Problem details |
Word for word, repeat the entries, minus the pictures.

Given information |
● ● ● ● ● ● ●
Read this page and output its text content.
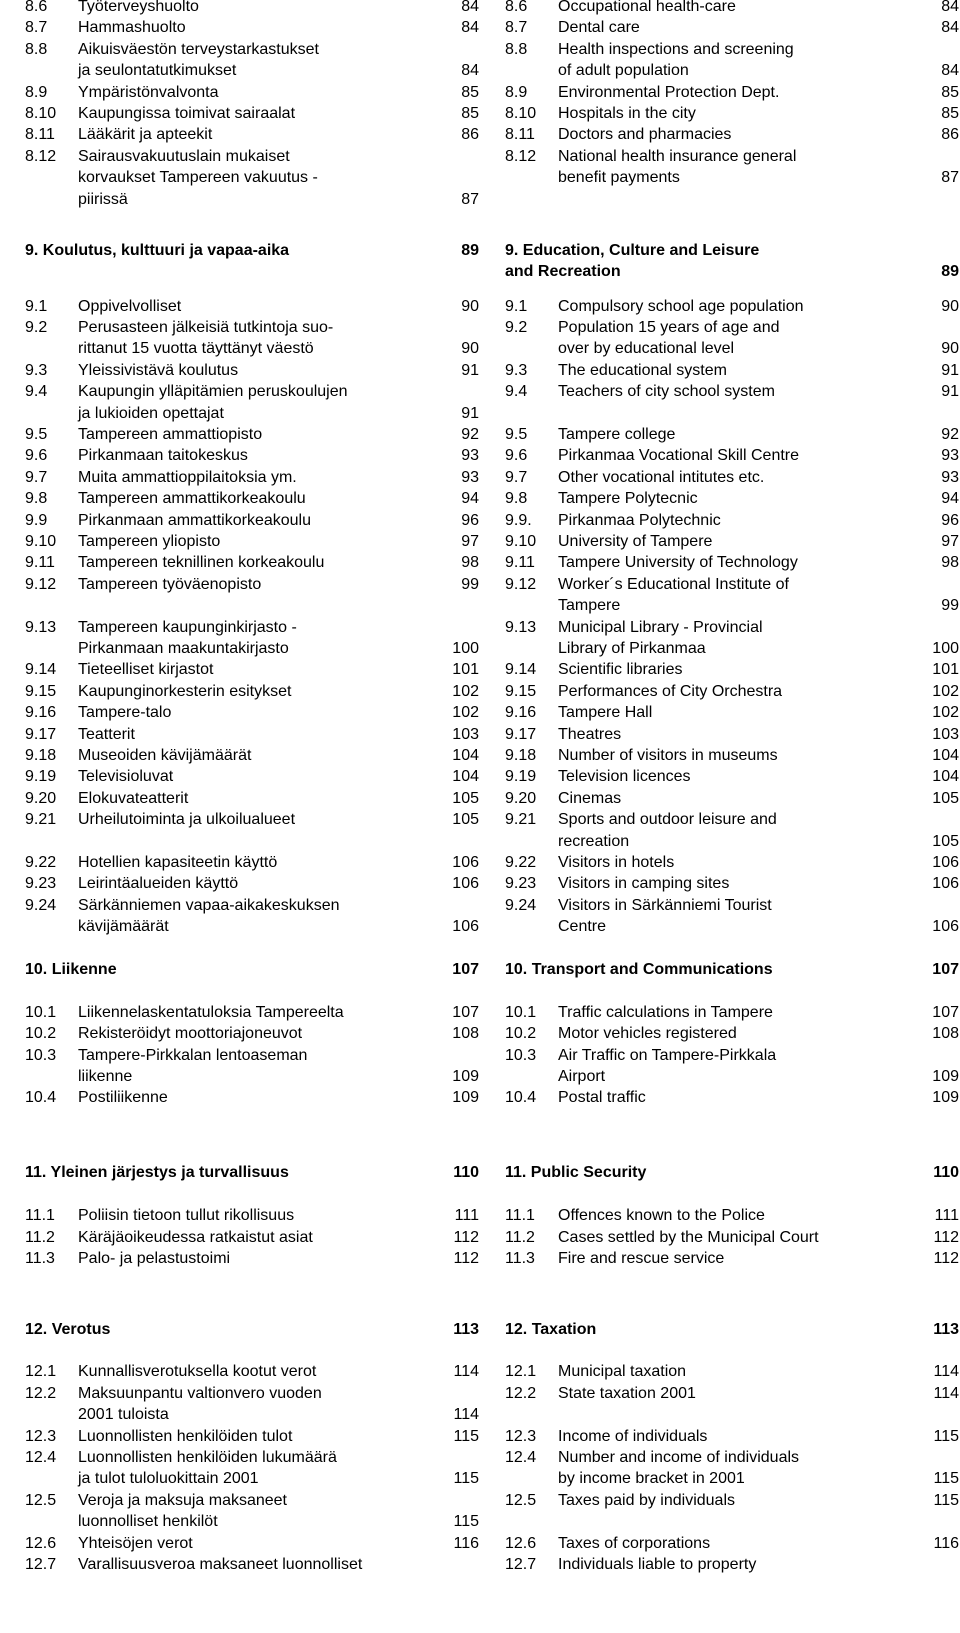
8.6 Työterveyshuolto	84
8.7 Hammashuolto	84
8.8 Aikuisväestön terveystarkastukset
ja seulontatutkimukset	84
8.9 Ympäristönvalvonta	85
8.10 Kaupungissa toimivat sairaalat	85
8.11 Lääkärit ja apteekit	86
8.12 Sairausvakuutuslain mukaiset
korvaukset Tampereen vakuutus -
piirissä	87
9. Koulutus, kulttuuri ja vapaa-aika	89
9.1 Oppivelvolliset	90
9.2 Perusasteen jälkeisiä tutkintoja suo-
rittanut 15 vuotta täyttänyt väestö	90
9.3 Yleissivistävä koulutus	91
9.4 Kaupungin ylläpitämien peruskoulujen
ja lukioiden opettajat	91
9.5 Tampereen ammattiopisto	92
9.6 Pirkanmaan taitokeskus	93
9.7 Muita ammattioppilaitoksia ym.	93
9.8 Tampereen ammattikorkeakoulu	94
9.9 Pirkanmaan ammattikorkeakoulu	96
9.10 Tampereen yliopisto	97
9.11 Tampereen teknillinen korkeakoulu	98
9.12 Tampereen työväenopisto	99
9.13 Tampereen kaupunginkirjasto -
Pirkanmaan maakuntakirjasto	100
9.14 Tieteelliset kirjastot	101
9.15 Kaupunginorkesterin esitykset	102
9.16 Tampere-talo	102
9.17 Teatterit	103
9.18 Museoiden kävijämäärät	104
9.19 Televisioluvat	104
9.20 Elokuvateatterit	105
9.21 Urheilutoiminta ja ulkoilualueet	105
9.22 Hotellien kapasiteetin käyttö	106
9.23 Leirintäalueiden käyttö	106
9.24 Särkänniemen vapaa-aikakeskuksen
kävijämäärät	106
10. Liikenne	107
10.1 Liikennelaskentatuloksia Tampereelta	107
10.2 Rekisteröidyt moottoriajoneuvot	108
10.3 Tampere-Pirkkalan lentoaseman
liikenne	109
10.4 Postiliikenne	109
11. Yleinen järjestys ja turvallisuus	110
11.1 Poliisin tietoon tullut rikollisuus	111
11.2 Käräjäoikeudessa ratkaistut asiat	112
11.3 Palo- ja pelastustoimi	112
12. Verotus	113
12.1 Kunnallisverotuksella kootut verot	114
12.2 Maksuunpantu valtionvero vuoden
2001 tuloista	114
12.3 Luonnollisten henkilöiden tulot	115
12.4 Luonnollisten henkilöiden lukumäärä
ja tulot tuloluokittain 2001	115
12.5 Veroja ja maksuja maksaneet
luonnolliset henkilöt	115
12.6 Yhteisöjen verot	116
12.7 Varallisuusveroa maksaneet luonnolliset
8.6 Occupational health-care	84
8.7 Dental care	84
8.8 Health inspections and screening
of adult population	84
8.9 Environmental Protection Dept.	85
8.10 Hospitals in the city	85
8.11 Doctors and pharmacies	86
8.12 National health insurance general
benefit payments	87
9. Education, Culture and Leisure
and Recreation	89
9.1 Compulsory school age population	90
9.2 Population 15 years of age and
over by educational level	90
9.3 The educational system	91
9.4 Teachers of city school system	91
9.5 Tampere college	92
9.6 Pirkanmaa Vocational Skill Centre	93
9.7 Other vocational intitutes etc.	93
9.8 Tampere Polytecnic	94
9.9. Pirkanmaa Polytechnic	96
9.10 University of Tampere	97
9.11 Tampere University of Technology	98
9.12 Worker´s Educational Institute of
Tampere	99
9.13 Municipal Library - Provincial
Library of Pirkanmaa	100
9.14 Scientific libraries	101
9.15 Performances of City Orchestra	102
9.16 Tampere Hall	102
9.17 Theatres	103
9.18 Number of visitors in museums	104
9.19 Television licences	104
9.20 Cinemas	105
9.21 Sports and outdoor leisure and
recreation	105
9.22 Visitors in hotels	106
9.23 Visitors in camping sites	106
9.24 Visitors in Särkänniemi Tourist
Centre	106
10. Transport and Communications	107
10.1 Traffic calculations in Tampere	107
10.2 Motor vehicles registered	108
10.3 Air Traffic on Tampere-Pirkkala
Airport	109
10.4 Postal traffic	109
11. Public Security	110
11.1 Offences known to the Police	111
11.2 Cases settled by the Municipal Court	112
11.3 Fire and rescue service	112
12. Taxation	113
12.1 Municipal taxation	114
12.2 State taxation 2001	114
12.3 Income of individuals	115
12.4 Number and income of individuals
by income bracket in 2001	115
12.5 Taxes paid by individuals	115
12.6 Taxes of corporations	116
12.7 Individuals liable to property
● ● ● ● ● ● ●
Result |
Read this page and output its text content.
8.6 Työterveyshuolto	84
8.7 Hammashuolto	84
8.8 Aikuisväestön terveystarkastukset
ja seulontatutkimukset	84
8.9 Ympäristönvalvonta	85
8.10 Kaupungissa toimivat sairaalat	85
8.11 Lääkärit ja apteekit	86
8.12 Sairausvakuutuslain mukaiset
korvaukset Tampereen vakuutus -
piirissä	87
9. Koulutus, kulttuuri ja vapaa-aika	89
9.1 Oppivelvolliset	90
9.2 Perusasteen jälkeisiä tutkintoja suo-
rittanut 15 vuotta täyttänyt väestö	90
9.3 Yleissivistävä koulutus	91
9.4 Kaupungin ylläpitämien peruskoulujen
ja lukioiden opettajat	91
9.5 Tampereen ammattiopisto	92
9.6 Pirkanmaan taitokeskus	93
9.7 Muita ammattioppilaitoksia ym.	93
9.8 Tampereen ammattikorkeakoulu	94
9.9 Pirkanmaan ammattikorkeakoulu	96
9.10 Tampereen yliopisto	97
9.11 Tampereen teknillinen korkeakoulu	98
9.12 Tampereen työväenopisto	99
9.13 Tampereen kaupunginkirjasto -
Pirkanmaan maakuntakirjasto	100
9.14 Tieteelliset kirjastot	101
9.15 Kaupunginorkesterin esitykset	102
9.16 Tampere-talo	102
9.17 Teatterit	103
9.18 Museoiden kävijämäärät	104
9.19 Televisioluvat	104
9.20 Elokuvateatterit	105
9.21 Urheilutoiminta ja ulkoilualueet	105
9.22 Hotellien kapasiteetin käyttö	106
9.23 Leirintäalueiden käyttö	106
9.24 Särkänniemen vapaa-aikakeskuksen
kävijämäärät	106
10. Liikenne	107
10.1 Liikennelaskentatuloksia Tampereelta	107
10.2 Rekisteröidyt moottoriajoneuvot	108
10.3 Tampere-Pirkkalan lentoaseman
liikenne	109
10.4 Postiliikenne	109
11. Yleinen järjestys ja turvallisuus	110
11.1 Poliisin tietoon tullut rikollisuus	111
11.2 Käräjäoikeudessa ratkaistut asiat	112
11.3 Palo- ja pelastustoimi	112
12. Verotus	113
12.1 Kunnallisverotuksella kootut verot	114
12.2 Maksuunpantu valtionvero vuoden
2001 tuloista	114
12.3 Luonnollisten henkilöiden tulot	115
12.4 Luonnollisten henkilöiden lukumäärä
ja tulot tuloluokittain 2001	115
12.5 Veroja ja maksuja maksaneet
luonnolliset henkilöt	115
12.6 Yhteisöjen verot	116
12.7 Varallisuusveroa maksaneet luonnolliset
8.6 Occupational health-care	84
8.7 Dental care	84
8.8 Health inspections and screening
of adult population	84
8.9 Environmental Protection Dept.	85
8.10 Hospitals in the city	85
8.11 Doctors and pharmacies	86
8.12 National health insurance general
benefit payments	87
9. Education, Culture and Leisure
and Recreation	89
9.1 Compulsory school age population	90
9.2 Population 15 years of age and
over by educational level	90
9.3 The educational system	91
9.4 Teachers of city school system	91
9.5 Tampere college	92
9.6 Pirkanmaa Vocational Skill Centre	93
9.7 Other vocational intitutes etc.	93
9.8 Tampere Polytecnic	94
9.9. Pirkanmaa Polytechnic	96
9.10 University of Tampere	97
9.11 Tampere University of Technology	98
9.12 Worker´s Educational Institute of
Tampere	99
9.13 Municipal Library - Provincial
Library of Pirkanmaa	100
9.14 Scientific libraries	101
9.15 Performances of City Orchestra	102
9.16 Tampere Hall	102
9.17 Theatres	103
9.18 Number of visitors in museums	104
9.19 Television licences	104
9.20 Cinemas	105
9.21 Sports and outdoor leisure and
recreation	105
9.22 Visitors in hotels	106
9.23 Visitors in camping sites	106
9.24 Visitors in Särkänniemi Tourist
Centre	106
10. Transport and Communications	107
10.1 Traffic calculations in Tampere	107
10.2 Motor vehicles registered	108
10.3 Air Traffic on Tampere-Pirkkala
Airport	109
10.4 Postal traffic	109
11. Public Security	110
11.1 Offences known to the Police	111
11.2 Cases settled by the Municipal Court	112
11.3 Fire and rescue service	112
12. Taxation	113
12.1 Municipal taxation	114
12.2 State taxation 2001	114
12.3 Income of individuals	115
12.4 Number and income of individuals
by income bracket in 2001	115
12.5 Taxes paid by individuals	115
12.6 Taxes of corporations	116
12.7 Individuals liable to property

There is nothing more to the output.